## Directions
Write the records out again, keeping each line exactly as it is.

## Given data
■ ■ ■ ■ ■
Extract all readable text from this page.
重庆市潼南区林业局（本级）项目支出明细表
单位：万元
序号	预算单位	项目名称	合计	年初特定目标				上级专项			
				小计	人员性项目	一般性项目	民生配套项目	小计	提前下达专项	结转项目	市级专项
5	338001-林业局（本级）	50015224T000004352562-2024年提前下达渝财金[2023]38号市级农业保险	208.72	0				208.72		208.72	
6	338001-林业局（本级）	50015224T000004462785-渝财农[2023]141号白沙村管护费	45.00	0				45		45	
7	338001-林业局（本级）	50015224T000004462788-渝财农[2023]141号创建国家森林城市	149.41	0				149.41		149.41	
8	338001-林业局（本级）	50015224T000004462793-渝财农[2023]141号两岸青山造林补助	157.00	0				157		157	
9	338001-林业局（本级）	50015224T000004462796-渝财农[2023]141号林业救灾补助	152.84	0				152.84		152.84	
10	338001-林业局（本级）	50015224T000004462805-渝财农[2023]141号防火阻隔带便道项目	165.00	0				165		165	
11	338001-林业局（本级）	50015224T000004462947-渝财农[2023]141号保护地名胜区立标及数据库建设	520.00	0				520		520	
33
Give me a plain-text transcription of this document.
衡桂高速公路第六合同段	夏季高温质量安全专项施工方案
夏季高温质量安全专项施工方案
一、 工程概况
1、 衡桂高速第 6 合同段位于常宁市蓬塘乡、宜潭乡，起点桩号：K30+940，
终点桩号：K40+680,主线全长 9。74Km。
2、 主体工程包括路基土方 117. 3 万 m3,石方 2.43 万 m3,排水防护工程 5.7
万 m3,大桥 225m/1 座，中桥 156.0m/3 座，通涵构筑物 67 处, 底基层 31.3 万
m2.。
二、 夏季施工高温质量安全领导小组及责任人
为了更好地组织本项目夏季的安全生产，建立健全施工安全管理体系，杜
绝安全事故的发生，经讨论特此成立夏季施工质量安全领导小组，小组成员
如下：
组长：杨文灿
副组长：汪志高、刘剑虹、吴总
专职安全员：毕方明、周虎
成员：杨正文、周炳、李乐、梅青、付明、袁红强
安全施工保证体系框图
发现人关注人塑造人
■ ■ ■ ■ ■
## Response to this task
Extract all readable text from this page.
重庆市潼南区林业局（本级）项目支出明细表
单位：万元
序号	预算单位	项目名称	合计	年初特定目标				上级专项			
				小计	人员性项目	一般性项目	民生配套项目	小计	提前下达专项	结转项目	市级专项
5	338001-林业局（本级）	50015224T000004352562-2024年提前下达渝财金[2023]38号市级农业保险	208.72	0				208.72		208.72	
6	338001-林业局（本级）	50015224T000004462785-渝财农[2023]141号白沙村管护费	45.00	0				45		45	
7	338001-林业局（本级）	50015224T000004462788-渝财农[2023]141号创建国家森林城市	149.41	0				149.41		149.41	
8	338001-林业局（本级）	50015224T000004462793-渝财农[2023]141号两岸青山造林补助	157.00	0				157		157	
9	338001-林业局（本级）	50015224T000004462796-渝财农[2023]141号林业救灾补助	152.84	0				152.84		152.84	
10	338001-林业局（本级）	50015224T000004462805-渝财农[2023]141号防火阻隔带便道项目	165.00	0				165		165	
11	338001-林业局（本级）	50015224T000004462947-渝财农[2023]141号保护地名胜区立标及数据库建设	520.00	0				520		520	
33
Give me a plain-text transcription of this document.
衡桂高速公路第六合同段	夏季高温质量安全专项施工方案
夏季高温质量安全专项施工方案
一、 工程概况
1、 衡桂高速第 6 合同段位于常宁市蓬塘乡、宜潭乡，起点桩号：K30+940，
终点桩号：K40+680,主线全长 9。74Km。
2、 主体工程包括路基土方 117. 3 万 m3,石方 2.43 万 m3,排水防护工程 5.7
万 m3,大桥 225m/1 座，中桥 156.0m/3 座，通涵构筑物 67 处, 底基层 31.3 万
m2.。
二、 夏季施工高温质量安全领导小组及责任人
为了更好地组织本项目夏季的安全生产，建立健全施工安全管理体系，杜
绝安全事故的发生，经讨论特此成立夏季施工质量安全领导小组，小组成员
如下：
组长：杨文灿
副组长：汪志高、刘剑虹、吴总
专职安全员：毕方明、周虎
成员：杨正文、周炳、李乐、梅青、付明、袁红强
安全施工保证体系框图
发现人关注人塑造人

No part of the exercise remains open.